[Saved entries]
## START

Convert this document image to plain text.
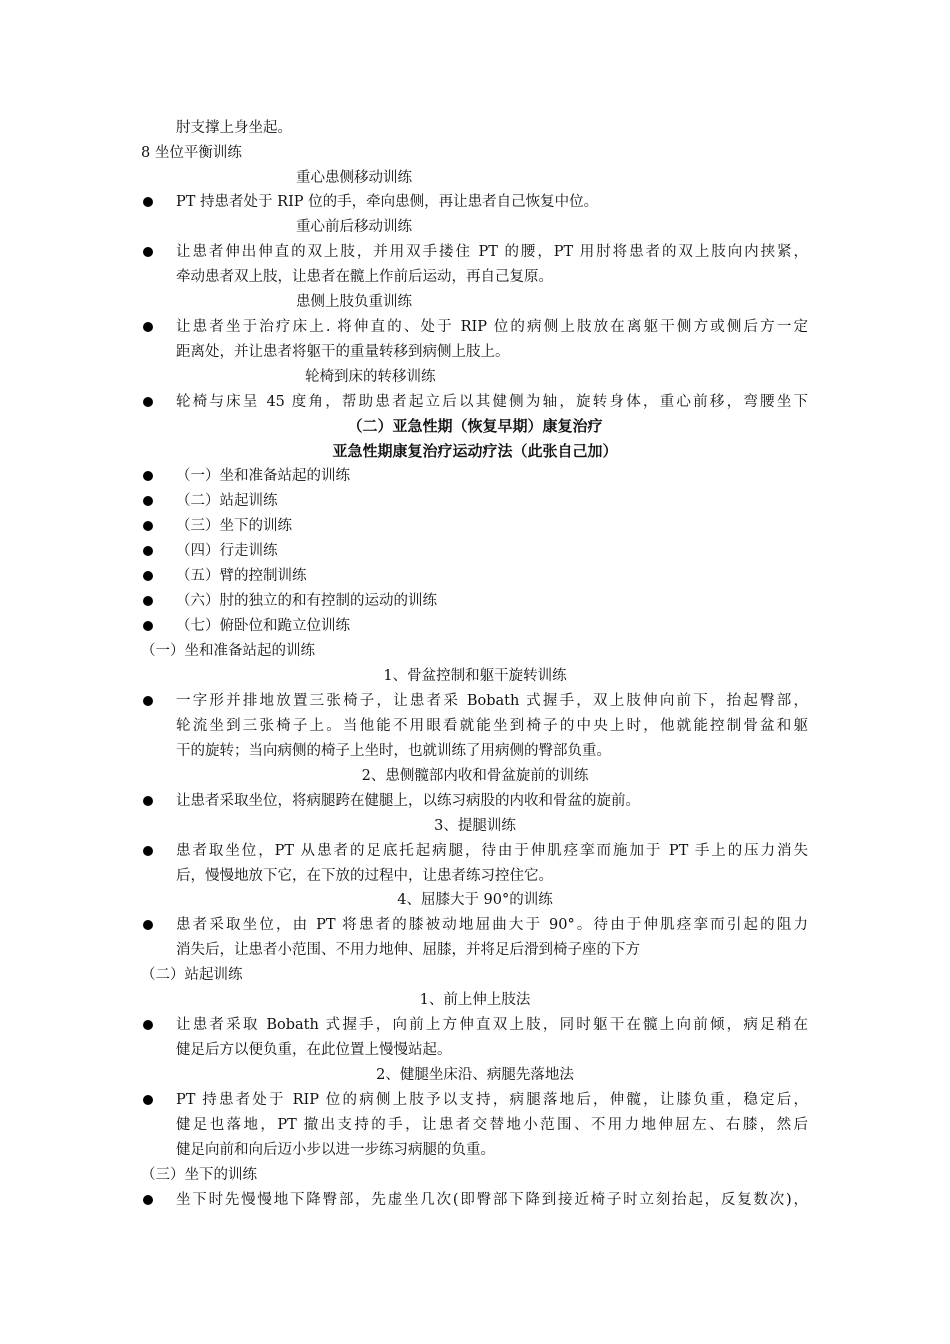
肘支撑上身坐起。
8 坐位平衡训练
重心患侧移动训练
PT 持患者处于 RIP 位的手，牵向患侧，再让患者自己恢复中位。
重心前后移动训练
让患者伸出伸直的双上肢，并用双手搂住 PT 的腰，PT 用肘将患者的双上肢向内挟紧，
牵动患者双上肢，让患者在髋上作前后运动，再自己复原。
患侧上肢负重训练
让患者坐于治疗床上. 将伸直的、处于 RIP 位的病侧上肢放在离躯干侧方或侧后方一定
距离处，并让患者将躯干的重量转移到病侧上肢上。
轮椅到床的转移训练
轮椅与床呈 45 度角，帮助患者起立后以其健侧为轴，旋转身体，重心前移，弯腰坐下
（二）亚急性期（恢复早期）康复治疗
亚急性期康复治疗运动疗法（此张自己加）
（一）坐和准备站起的训练
（二）站起训练
（三）坐下的训练
（四）行走训练
（五）臂的控制训练
（六）肘的独立的和有控制的运动的训练
（七）俯卧位和跪立位训练
（一）坐和准备站起的训练
1、骨盆控制和躯干旋转训练
一字形并排地放置三张椅子，让患者采 Bobath 式握手，双上肢伸向前下，抬起臀部，
轮流坐到三张椅子上。当他能不用眼看就能坐到椅子的中央上时，他就能控制骨盆和躯
干的旋转；当向病侧的椅子上坐时，也就训练了用病侧的臀部负重。
2、患侧髋部内收和骨盆旋前的训练
让患者采取坐位，将病腿跨在健腿上，以练习病股的内收和骨盆的旋前。
3、提腿训练
患者取坐位，PT 从患者的足底托起病腿，待由于伸肌痉挛而施加于 PT 手上的压力消失
后，慢慢地放下它，在下放的过程中，让患者练习控住它。
4、屈膝大于 90°的训练
患者采取坐位，由 PT 将患者的膝被动地屈曲大于 90°。待由于伸肌痉挛而引起的阻力
消失后，让患者小范围、不用力地伸、屈膝，并将足后滑到椅子座的下方
（二）站起训练
1、前上伸上肢法
让患者采取 Bobath 式握手，向前上方伸直双上肢，同时躯干在髋上向前倾，病足稍在
健足后方以便负重，在此位置上慢慢站起。
2、健腿坐床沿、病腿先落地法
PT 持患者处于 RIP 位的病侧上肢予以支持，病腿落地后，伸髋，让膝负重，稳定后，
健足也落地，PT 撤出支持的手，让患者交替地小范围、不用力地伸屈左、右膝，然后
健足向前和向后迈小步以进一步练习病腿的负重。
（三）坐下的训练
坐下时先慢慢地下降臀部，先虚坐几次(即臀部下降到接近椅子时立刻抬起，反复数次)，
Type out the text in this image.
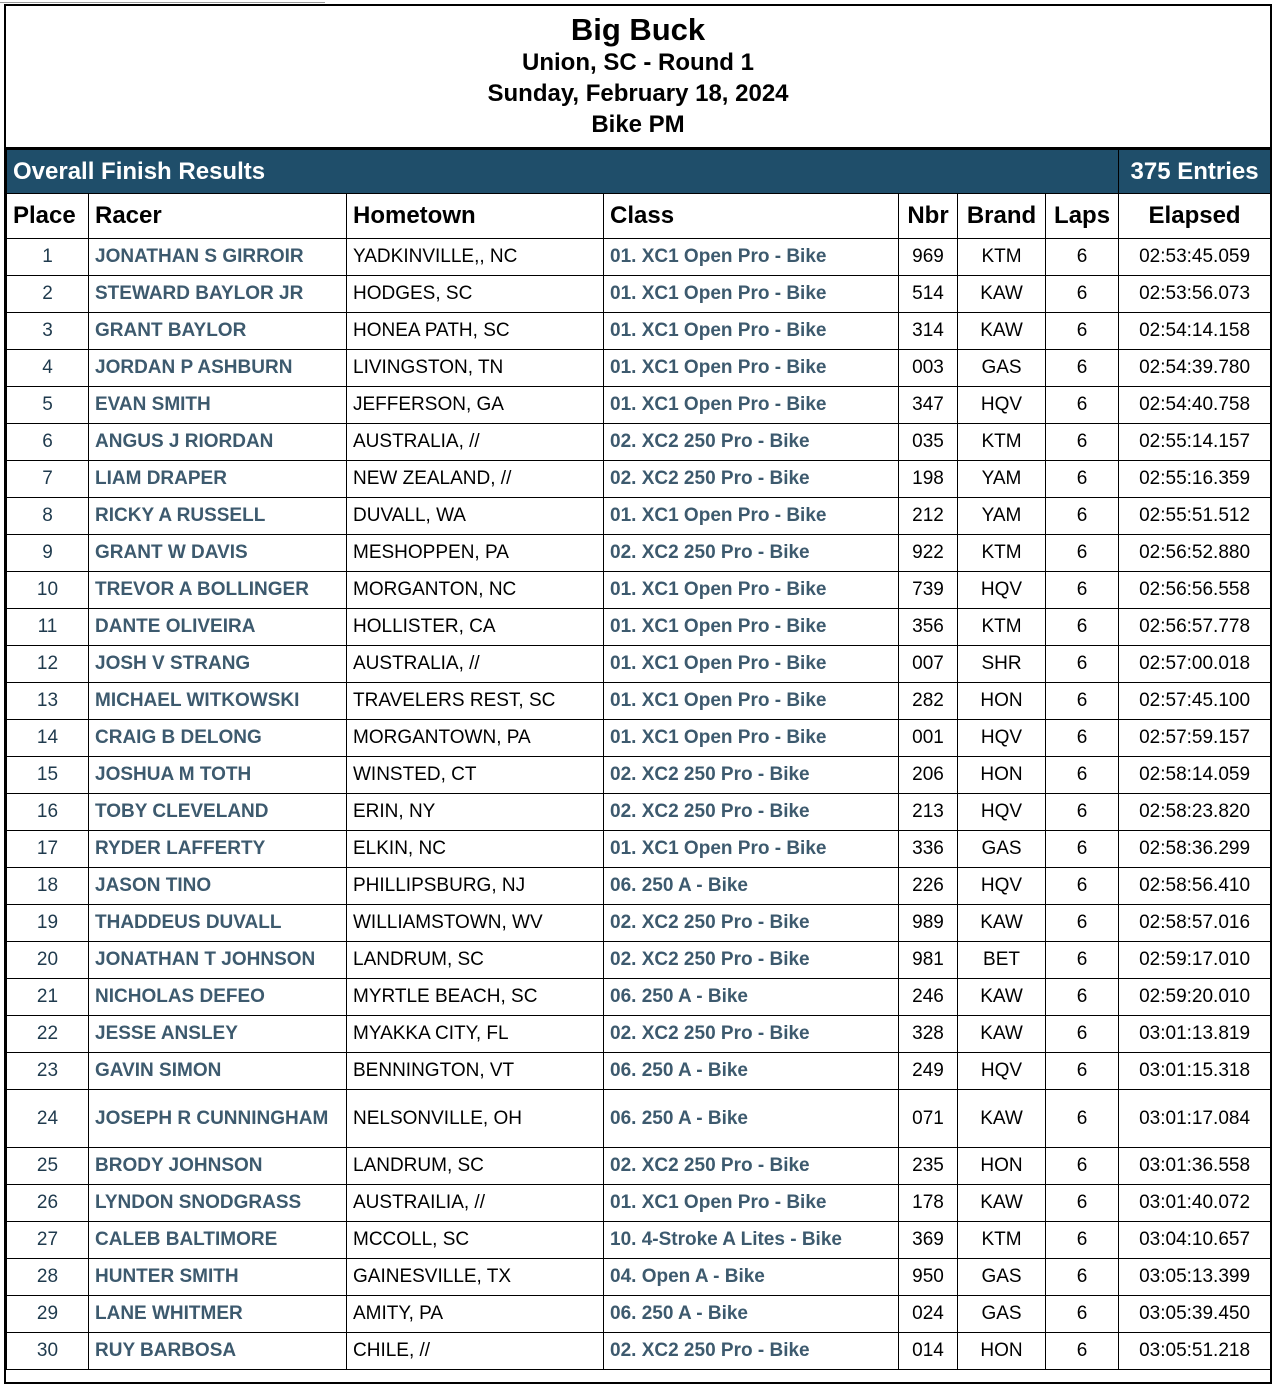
Big Buck
Union, SC - Round 1
Sunday, February 18, 2024
Bike PM
Overall Finish Results							375 Entries
Place	Racer	Hometown	Class	Nbr	Brand	Laps	Elapsed
1	JONATHAN S GIRROIR	YADKINVILLE,, NC	01. XC1 Open Pro - Bike	969	KTM	6	02:53:45.059
2	STEWARD BAYLOR JR	HODGES, SC	01. XC1 Open Pro - Bike	514	KAW	6	02:53:56.073
3	GRANT BAYLOR	HONEA PATH, SC	01. XC1 Open Pro - Bike	314	KAW	6	02:54:14.158
4	JORDAN P ASHBURN	LIVINGSTON, TN	01. XC1 Open Pro - Bike	003	GAS	6	02:54:39.780
5	EVAN SMITH	JEFFERSON, GA	01. XC1 Open Pro - Bike	347	HQV	6	02:54:40.758
6	ANGUS J RIORDAN	AUSTRALIA, //	02. XC2 250 Pro - Bike	035	KTM	6	02:55:14.157
7	LIAM DRAPER	NEW ZEALAND, //	02. XC2 250 Pro - Bike	198	YAM	6	02:55:16.359
8	RICKY A RUSSELL	DUVALL, WA	01. XC1 Open Pro - Bike	212	YAM	6	02:55:51.512
9	GRANT W DAVIS	MESHOPPEN, PA	02. XC2 250 Pro - Bike	922	KTM	6	02:56:52.880
10	TREVOR A BOLLINGER	MORGANTON, NC	01. XC1 Open Pro - Bike	739	HQV	6	02:56:56.558
11	DANTE OLIVEIRA	HOLLISTER, CA	01. XC1 Open Pro - Bike	356	KTM	6	02:56:57.778
12	JOSH V STRANG	AUSTRALIA, //	01. XC1 Open Pro - Bike	007	SHR	6	02:57:00.018
13	MICHAEL WITKOWSKI	TRAVELERS REST, SC	01. XC1 Open Pro - Bike	282	HON	6	02:57:45.100
14	CRAIG B DELONG	MORGANTOWN, PA	01. XC1 Open Pro - Bike	001	HQV	6	02:57:59.157
15	JOSHUA M TOTH	WINSTED, CT	02. XC2 250 Pro - Bike	206	HON	6	02:58:14.059
16	TOBY CLEVELAND	ERIN, NY	02. XC2 250 Pro - Bike	213	HQV	6	02:58:23.820
17	RYDER LAFFERTY	ELKIN, NC	01. XC1 Open Pro - Bike	336	GAS	6	02:58:36.299
18	JASON TINO	PHILLIPSBURG, NJ	06. 250 A - Bike	226	HQV	6	02:58:56.410
19	THADDEUS DUVALL	WILLIAMSTOWN, WV	02. XC2 250 Pro - Bike	989	KAW	6	02:58:57.016
20	JONATHAN T JOHNSON	LANDRUM, SC	02. XC2 250 Pro - Bike	981	BET	6	02:59:17.010
21	NICHOLAS DEFEO	MYRTLE BEACH, SC	06. 250 A - Bike	246	KAW	6	02:59:20.010
22	JESSE ANSLEY	MYAKKA CITY, FL	02. XC2 250 Pro - Bike	328	KAW	6	03:01:13.819
23	GAVIN SIMON	BENNINGTON, VT	06. 250 A - Bike	249	HQV	6	03:01:15.318
24	JOSEPH R CUNNINGHAM	NELSONVILLE, OH	06. 250 A - Bike	071	KAW	6	03:01:17.084
25	BRODY JOHNSON	LANDRUM, SC	02. XC2 250 Pro - Bike	235	HON	6	03:01:36.558
26	LYNDON SNODGRASS	AUSTRAILIA, //	01. XC1 Open Pro - Bike	178	KAW	6	03:01:40.072
27	CALEB BALTIMORE	MCCOLL, SC	10. 4-Stroke A Lites - Bike	369	KTM	6	03:04:10.657
28	HUNTER SMITH	GAINESVILLE, TX	04. Open A - Bike	950	GAS	6	03:05:13.399
29	LANE WHITMER	AMITY, PA	06. 250 A - Bike	024	GAS	6	03:05:39.450
30	RUY BARBOSA	CHILE, //	02. XC2 250 Pro - Bike	014	HON	6	03:05:51.218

## END

**Directions for this task:**
Output the lines above in full and exactly as given, omitting any pictures.

**Full solution:**
Convert this document image to plain text.
肘支撑上身坐起。
8 坐位平衡训练
重心患侧移动训练
PT 持患者处于 RIP 位的手，牵向患侧，再让患者自己恢复中位。
重心前后移动训练
让患者伸出伸直的双上肢，并用双手搂住 PT 的腰，PT 用肘将患者的双上肢向内挟紧，
牵动患者双上肢，让患者在髋上作前后运动，再自己复原。
患侧上肢负重训练
让患者坐于治疗床上. 将伸直的、处于 RIP 位的病侧上肢放在离躯干侧方或侧后方一定
距离处，并让患者将躯干的重量转移到病侧上肢上。
轮椅到床的转移训练
轮椅与床呈 45 度角，帮助患者起立后以其健侧为轴，旋转身体，重心前移，弯腰坐下
（二）亚急性期（恢复早期）康复治疗
亚急性期康复治疗运动疗法（此张自己加）
（一）坐和准备站起的训练
（二）站起训练
（三）坐下的训练
（四）行走训练
（五）臂的控制训练
（六）肘的独立的和有控制的运动的训练
（七）俯卧位和跪立位训练
（一）坐和准备站起的训练
1、骨盆控制和躯干旋转训练
一字形并排地放置三张椅子，让患者采 Bobath 式握手，双上肢伸向前下，抬起臀部，
轮流坐到三张椅子上。当他能不用眼看就能坐到椅子的中央上时，他就能控制骨盆和躯
干的旋转；当向病侧的椅子上坐时，也就训练了用病侧的臀部负重。
2、患侧髋部内收和骨盆旋前的训练
让患者采取坐位，将病腿跨在健腿上，以练习病股的内收和骨盆的旋前。
3、提腿训练
患者取坐位，PT 从患者的足底托起病腿，待由于伸肌痉挛而施加于 PT 手上的压力消失
后，慢慢地放下它，在下放的过程中，让患者练习控住它。
4、屈膝大于 90°的训练
患者采取坐位，由 PT 将患者的膝被动地屈曲大于 90°。待由于伸肌痉挛而引起的阻力
消失后，让患者小范围、不用力地伸、屈膝，并将足后滑到椅子座的下方
（二）站起训练
1、前上伸上肢法
让患者采取 Bobath 式握手，向前上方伸直双上肢，同时躯干在髋上向前倾，病足稍在
健足后方以便负重，在此位置上慢慢站起。
2、健腿坐床沿、病腿先落地法
PT 持患者处于 RIP 位的病侧上肢予以支持，病腿落地后，伸髋，让膝负重，稳定后，
健足也落地，PT 撤出支持的手，让患者交替地小范围、不用力地伸屈左、右膝，然后
健足向前和向后迈小步以进一步练习病腿的负重。
（三）坐下的训练
坐下时先慢慢地下降臀部，先虚坐几次(即臀部下降到接近椅子时立刻抬起，反复数次)，
Type out the text in this image.
Big Buck
Union, SC - Round 1
Sunday, February 18, 2024
Bike PM
Overall Finish Results							375 Entries
Place	Racer	Hometown	Class	Nbr	Brand	Laps	Elapsed
1	JONATHAN S GIRROIR	YADKINVILLE,, NC	01. XC1 Open Pro - Bike	969	KTM	6	02:53:45.059
2	STEWARD BAYLOR JR	HODGES, SC	01. XC1 Open Pro - Bike	514	KAW	6	02:53:56.073
3	GRANT BAYLOR	HONEA PATH, SC	01. XC1 Open Pro - Bike	314	KAW	6	02:54:14.158
4	JORDAN P ASHBURN	LIVINGSTON, TN	01. XC1 Open Pro - Bike	003	GAS	6	02:54:39.780
5	EVAN SMITH	JEFFERSON, GA	01. XC1 Open Pro - Bike	347	HQV	6	02:54:40.758
6	ANGUS J RIORDAN	AUSTRALIA, //	02. XC2 250 Pro - Bike	035	KTM	6	02:55:14.157
7	LIAM DRAPER	NEW ZEALAND, //	02. XC2 250 Pro - Bike	198	YAM	6	02:55:16.359
8	RICKY A RUSSELL	DUVALL, WA	01. XC1 Open Pro - Bike	212	YAM	6	02:55:51.512
9	GRANT W DAVIS	MESHOPPEN, PA	02. XC2 250 Pro - Bike	922	KTM	6	02:56:52.880
10	TREVOR A BOLLINGER	MORGANTON, NC	01. XC1 Open Pro - Bike	739	HQV	6	02:56:56.558
11	DANTE OLIVEIRA	HOLLISTER, CA	01. XC1 Open Pro - Bike	356	KTM	6	02:56:57.778
12	JOSH V STRANG	AUSTRALIA, //	01. XC1 Open Pro - Bike	007	SHR	6	02:57:00.018
13	MICHAEL WITKOWSKI	TRAVELERS REST, SC	01. XC1 Open Pro - Bike	282	HON	6	02:57:45.100
14	CRAIG B DELONG	MORGANTOWN, PA	01. XC1 Open Pro - Bike	001	HQV	6	02:57:59.157
15	JOSHUA M TOTH	WINSTED, CT	02. XC2 250 Pro - Bike	206	HON	6	02:58:14.059
16	TOBY CLEVELAND	ERIN, NY	02. XC2 250 Pro - Bike	213	HQV	6	02:58:23.820
17	RYDER LAFFERTY	ELKIN, NC	01. XC1 Open Pro - Bike	336	GAS	6	02:58:36.299
18	JASON TINO	PHILLIPSBURG, NJ	06. 250 A - Bike	226	HQV	6	02:58:56.410
19	THADDEUS DUVALL	WILLIAMSTOWN, WV	02. XC2 250 Pro - Bike	989	KAW	6	02:58:57.016
20	JONATHAN T JOHNSON	LANDRUM, SC	02. XC2 250 Pro - Bike	981	BET	6	02:59:17.010
21	NICHOLAS DEFEO	MYRTLE BEACH, SC	06. 250 A - Bike	246	KAW	6	02:59:20.010
22	JESSE ANSLEY	MYAKKA CITY, FL	02. XC2 250 Pro - Bike	328	KAW	6	03:01:13.819
23	GAVIN SIMON	BENNINGTON, VT	06. 250 A - Bike	249	HQV	6	03:01:15.318
24	JOSEPH R CUNNINGHAM	NELSONVILLE, OH	06. 250 A - Bike	071	KAW	6	03:01:17.084
25	BRODY JOHNSON	LANDRUM, SC	02. XC2 250 Pro - Bike	235	HON	6	03:01:36.558
26	LYNDON SNODGRASS	AUSTRAILIA, //	01. XC1 Open Pro - Bike	178	KAW	6	03:01:40.072
27	CALEB BALTIMORE	MCCOLL, SC	10. 4-Stroke A Lites - Bike	369	KTM	6	03:04:10.657
28	HUNTER SMITH	GAINESVILLE, TX	04. Open A - Bike	950	GAS	6	03:05:13.399
29	LANE WHITMER	AMITY, PA	06. 250 A - Bike	024	GAS	6	03:05:39.450
30	RUY BARBOSA	CHILE, //	02. XC2 250 Pro - Bike	014	HON	6	03:05:51.218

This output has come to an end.